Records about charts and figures

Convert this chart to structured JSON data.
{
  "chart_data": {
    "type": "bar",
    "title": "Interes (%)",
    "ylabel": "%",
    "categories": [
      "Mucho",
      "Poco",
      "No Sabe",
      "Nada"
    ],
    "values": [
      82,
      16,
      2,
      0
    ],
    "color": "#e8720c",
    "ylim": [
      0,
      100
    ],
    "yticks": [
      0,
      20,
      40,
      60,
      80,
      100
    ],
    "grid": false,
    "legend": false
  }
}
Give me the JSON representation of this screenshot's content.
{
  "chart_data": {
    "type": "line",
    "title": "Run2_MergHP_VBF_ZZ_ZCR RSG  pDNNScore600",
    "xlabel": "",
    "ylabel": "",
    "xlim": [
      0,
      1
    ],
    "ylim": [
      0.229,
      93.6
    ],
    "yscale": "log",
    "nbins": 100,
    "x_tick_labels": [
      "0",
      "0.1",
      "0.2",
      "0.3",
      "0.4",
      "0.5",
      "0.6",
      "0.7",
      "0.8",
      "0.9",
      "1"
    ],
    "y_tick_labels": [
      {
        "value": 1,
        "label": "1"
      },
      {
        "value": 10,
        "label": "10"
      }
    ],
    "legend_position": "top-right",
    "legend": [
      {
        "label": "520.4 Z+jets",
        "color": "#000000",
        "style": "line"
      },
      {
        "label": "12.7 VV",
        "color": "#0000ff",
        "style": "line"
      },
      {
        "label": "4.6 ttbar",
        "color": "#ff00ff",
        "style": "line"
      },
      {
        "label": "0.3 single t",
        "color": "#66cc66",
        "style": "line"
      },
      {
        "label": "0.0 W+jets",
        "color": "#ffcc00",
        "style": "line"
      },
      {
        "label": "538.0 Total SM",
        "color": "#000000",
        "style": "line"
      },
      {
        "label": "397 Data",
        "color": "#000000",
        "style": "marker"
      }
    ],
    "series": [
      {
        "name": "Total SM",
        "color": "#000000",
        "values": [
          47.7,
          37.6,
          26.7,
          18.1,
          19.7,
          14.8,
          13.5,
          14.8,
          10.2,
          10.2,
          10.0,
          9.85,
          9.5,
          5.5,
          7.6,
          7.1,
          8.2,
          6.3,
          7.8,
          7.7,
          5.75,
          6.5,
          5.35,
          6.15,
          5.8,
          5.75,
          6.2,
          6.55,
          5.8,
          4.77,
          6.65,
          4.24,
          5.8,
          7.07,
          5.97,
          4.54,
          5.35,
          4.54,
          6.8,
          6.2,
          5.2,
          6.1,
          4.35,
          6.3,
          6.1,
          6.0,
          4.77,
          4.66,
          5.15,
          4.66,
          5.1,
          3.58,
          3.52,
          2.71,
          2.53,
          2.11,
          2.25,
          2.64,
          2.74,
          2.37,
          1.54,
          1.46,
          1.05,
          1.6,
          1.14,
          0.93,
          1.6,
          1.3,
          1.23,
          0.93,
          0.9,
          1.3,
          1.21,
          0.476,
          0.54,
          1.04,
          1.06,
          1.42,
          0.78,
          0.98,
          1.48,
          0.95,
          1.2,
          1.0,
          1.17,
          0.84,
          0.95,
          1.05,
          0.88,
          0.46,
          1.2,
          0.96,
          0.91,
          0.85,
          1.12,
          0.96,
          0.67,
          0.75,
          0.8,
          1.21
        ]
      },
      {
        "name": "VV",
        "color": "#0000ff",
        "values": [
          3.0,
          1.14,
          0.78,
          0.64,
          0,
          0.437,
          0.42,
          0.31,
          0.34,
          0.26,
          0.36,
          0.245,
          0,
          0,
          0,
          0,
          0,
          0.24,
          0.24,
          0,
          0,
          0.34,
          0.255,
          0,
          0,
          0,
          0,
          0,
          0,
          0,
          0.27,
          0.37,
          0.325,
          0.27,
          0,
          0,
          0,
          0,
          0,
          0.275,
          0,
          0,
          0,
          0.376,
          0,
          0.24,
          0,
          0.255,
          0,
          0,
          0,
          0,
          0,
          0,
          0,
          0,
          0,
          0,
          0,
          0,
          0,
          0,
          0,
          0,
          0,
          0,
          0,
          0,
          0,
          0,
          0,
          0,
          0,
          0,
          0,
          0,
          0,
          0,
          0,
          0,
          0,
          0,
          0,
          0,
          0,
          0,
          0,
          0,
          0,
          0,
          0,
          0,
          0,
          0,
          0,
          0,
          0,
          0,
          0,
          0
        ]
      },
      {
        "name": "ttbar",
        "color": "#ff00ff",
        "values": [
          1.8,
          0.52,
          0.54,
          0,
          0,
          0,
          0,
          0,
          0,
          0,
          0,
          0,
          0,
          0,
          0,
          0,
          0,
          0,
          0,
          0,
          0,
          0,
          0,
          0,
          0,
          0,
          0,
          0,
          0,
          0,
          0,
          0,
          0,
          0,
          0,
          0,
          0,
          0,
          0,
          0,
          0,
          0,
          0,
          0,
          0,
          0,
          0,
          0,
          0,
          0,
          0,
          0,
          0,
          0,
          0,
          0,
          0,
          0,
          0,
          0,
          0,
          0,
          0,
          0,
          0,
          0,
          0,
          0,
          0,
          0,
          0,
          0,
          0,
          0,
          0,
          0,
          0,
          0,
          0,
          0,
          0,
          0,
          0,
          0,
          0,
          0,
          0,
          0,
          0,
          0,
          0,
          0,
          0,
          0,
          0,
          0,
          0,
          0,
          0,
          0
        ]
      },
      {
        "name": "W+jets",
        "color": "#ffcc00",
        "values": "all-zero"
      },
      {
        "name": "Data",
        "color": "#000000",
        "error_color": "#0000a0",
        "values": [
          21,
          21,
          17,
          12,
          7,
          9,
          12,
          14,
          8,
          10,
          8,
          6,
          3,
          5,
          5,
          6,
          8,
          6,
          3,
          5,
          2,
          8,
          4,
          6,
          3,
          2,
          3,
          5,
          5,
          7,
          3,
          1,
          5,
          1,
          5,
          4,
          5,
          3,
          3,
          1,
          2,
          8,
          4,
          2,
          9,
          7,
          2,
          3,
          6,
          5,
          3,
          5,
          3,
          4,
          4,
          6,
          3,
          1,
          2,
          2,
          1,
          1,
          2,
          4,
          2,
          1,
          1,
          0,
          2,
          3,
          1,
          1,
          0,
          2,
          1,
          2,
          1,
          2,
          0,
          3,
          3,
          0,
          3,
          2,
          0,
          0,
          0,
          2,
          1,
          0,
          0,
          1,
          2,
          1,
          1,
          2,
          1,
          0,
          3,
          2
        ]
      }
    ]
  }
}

• **Given task**
Write out every entry again exactly, please, with nothing missing.

• **The result**
Convert this chart to structured JSON data.
{
  "chart_data": {
    "type": "bar",
    "title": "Interes (%)",
    "ylabel": "%",
    "categories": [
      "Mucho",
      "Poco",
      "No Sabe",
      "Nada"
    ],
    "values": [
      82,
      16,
      2,
      0
    ],
    "color": "#e8720c",
    "ylim": [
      0,
      100
    ],
    "yticks": [
      0,
      20,
      40,
      60,
      80,
      100
    ],
    "grid": false,
    "legend": false
  }
}
Give me the JSON representation of this screenshot's content.
{
  "chart_data": {
    "type": "line",
    "title": "Run2_MergHP_VBF_ZZ_ZCR RSG  pDNNScore600",
    "xlabel": "",
    "ylabel": "",
    "xlim": [
      0,
      1
    ],
    "ylim": [
      0.229,
      93.6
    ],
    "yscale": "log",
    "nbins": 100,
    "x_tick_labels": [
      "0",
      "0.1",
      "0.2",
      "0.3",
      "0.4",
      "0.5",
      "0.6",
      "0.7",
      "0.8",
      "0.9",
      "1"
    ],
    "y_tick_labels": [
      {
        "value": 1,
        "label": "1"
      },
      {
        "value": 10,
        "label": "10"
      }
    ],
    "legend_position": "top-right",
    "legend": [
      {
        "label": "520.4 Z+jets",
        "color": "#000000",
        "style": "line"
      },
      {
        "label": "12.7 VV",
        "color": "#0000ff",
        "style": "line"
      },
      {
        "label": "4.6 ttbar",
        "color": "#ff00ff",
        "style": "line"
      },
      {
        "label": "0.3 single t",
        "color": "#66cc66",
        "style": "line"
      },
      {
        "label": "0.0 W+jets",
        "color": "#ffcc00",
        "style": "line"
      },
      {
        "label": "538.0 Total SM",
        "color": "#000000",
        "style": "line"
      },
      {
        "label": "397 Data",
        "color": "#000000",
        "style": "marker"
      }
    ],
    "series": [
      {
        "name": "Total SM",
        "color": "#000000",
        "values": [
          47.7,
          37.6,
          26.7,
          18.1,
          19.7,
          14.8,
          13.5,
          14.8,
          10.2,
          10.2,
          10.0,
          9.85,
          9.5,
          5.5,
          7.6,
          7.1,
          8.2,
          6.3,
          7.8,
          7.7,
          5.75,
          6.5,
          5.35,
          6.15,
          5.8,
          5.75,
          6.2,
          6.55,
          5.8,
          4.77,
          6.65,
          4.24,
          5.8,
          7.07,
          5.97,
          4.54,
          5.35,
          4.54,
          6.8,
          6.2,
          5.2,
          6.1,
          4.35,
          6.3,
          6.1,
          6.0,
          4.77,
          4.66,
          5.15,
          4.66,
          5.1,
          3.58,
          3.52,
          2.71,
          2.53,
          2.11,
          2.25,
          2.64,
          2.74,
          2.37,
          1.54,
          1.46,
          1.05,
          1.6,
          1.14,
          0.93,
          1.6,
          1.3,
          1.23,
          0.93,
          0.9,
          1.3,
          1.21,
          0.476,
          0.54,
          1.04,
          1.06,
          1.42,
          0.78,
          0.98,
          1.48,
          0.95,
          1.2,
          1.0,
          1.17,
          0.84,
          0.95,
          1.05,
          0.88,
          0.46,
          1.2,
          0.96,
          0.91,
          0.85,
          1.12,
          0.96,
          0.67,
          0.75,
          0.8,
          1.21
        ]
      },
      {
        "name": "VV",
        "color": "#0000ff",
        "values": [
          3.0,
          1.14,
          0.78,
          0.64,
          0,
          0.437,
          0.42,
          0.31,
          0.34,
          0.26,
          0.36,
          0.245,
          0,
          0,
          0,
          0,
          0,
          0.24,
          0.24,
          0,
          0,
          0.34,
          0.255,
          0,
          0,
          0,
          0,
          0,
          0,
          0,
          0.27,
          0.37,
          0.325,
          0.27,
          0,
          0,
          0,
          0,
          0,
          0.275,
          0,
          0,
          0,
          0.376,
          0,
          0.24,
          0,
          0.255,
          0,
          0,
          0,
          0,
          0,
          0,
          0,
          0,
          0,
          0,
          0,
          0,
          0,
          0,
          0,
          0,
          0,
          0,
          0,
          0,
          0,
          0,
          0,
          0,
          0,
          0,
          0,
          0,
          0,
          0,
          0,
          0,
          0,
          0,
          0,
          0,
          0,
          0,
          0,
          0,
          0,
          0,
          0,
          0,
          0,
          0,
          0,
          0,
          0,
          0,
          0,
          0
        ]
      },
      {
        "name": "ttbar",
        "color": "#ff00ff",
        "values": [
          1.8,
          0.52,
          0.54,
          0,
          0,
          0,
          0,
          0,
          0,
          0,
          0,
          0,
          0,
          0,
          0,
          0,
          0,
          0,
          0,
          0,
          0,
          0,
          0,
          0,
          0,
          0,
          0,
          0,
          0,
          0,
          0,
          0,
          0,
          0,
          0,
          0,
          0,
          0,
          0,
          0,
          0,
          0,
          0,
          0,
          0,
          0,
          0,
          0,
          0,
          0,
          0,
          0,
          0,
          0,
          0,
          0,
          0,
          0,
          0,
          0,
          0,
          0,
          0,
          0,
          0,
          0,
          0,
          0,
          0,
          0,
          0,
          0,
          0,
          0,
          0,
          0,
          0,
          0,
          0,
          0,
          0,
          0,
          0,
          0,
          0,
          0,
          0,
          0,
          0,
          0,
          0,
          0,
          0,
          0,
          0,
          0,
          0,
          0,
          0,
          0
        ]
      },
      {
        "name": "W+jets",
        "color": "#ffcc00",
        "values": "all-zero"
      },
      {
        "name": "Data",
        "color": "#000000",
        "error_color": "#0000a0",
        "values": [
          21,
          21,
          17,
          12,
          7,
          9,
          12,
          14,
          8,
          10,
          8,
          6,
          3,
          5,
          5,
          6,
          8,
          6,
          3,
          5,
          2,
          8,
          4,
          6,
          3,
          2,
          3,
          5,
          5,
          7,
          3,
          1,
          5,
          1,
          5,
          4,
          5,
          3,
          3,
          1,
          2,
          8,
          4,
          2,
          9,
          7,
          2,
          3,
          6,
          5,
          3,
          5,
          3,
          4,
          4,
          6,
          3,
          1,
          2,
          2,
          1,
          1,
          2,
          4,
          2,
          1,
          1,
          0,
          2,
          3,
          1,
          1,
          0,
          2,
          1,
          2,
          1,
          2,
          0,
          3,
          3,
          0,
          3,
          2,
          0,
          0,
          0,
          2,
          1,
          0,
          0,
          1,
          2,
          1,
          1,
          2,
          1,
          0,
          3,
          2
        ]
      }
    ]
  }
}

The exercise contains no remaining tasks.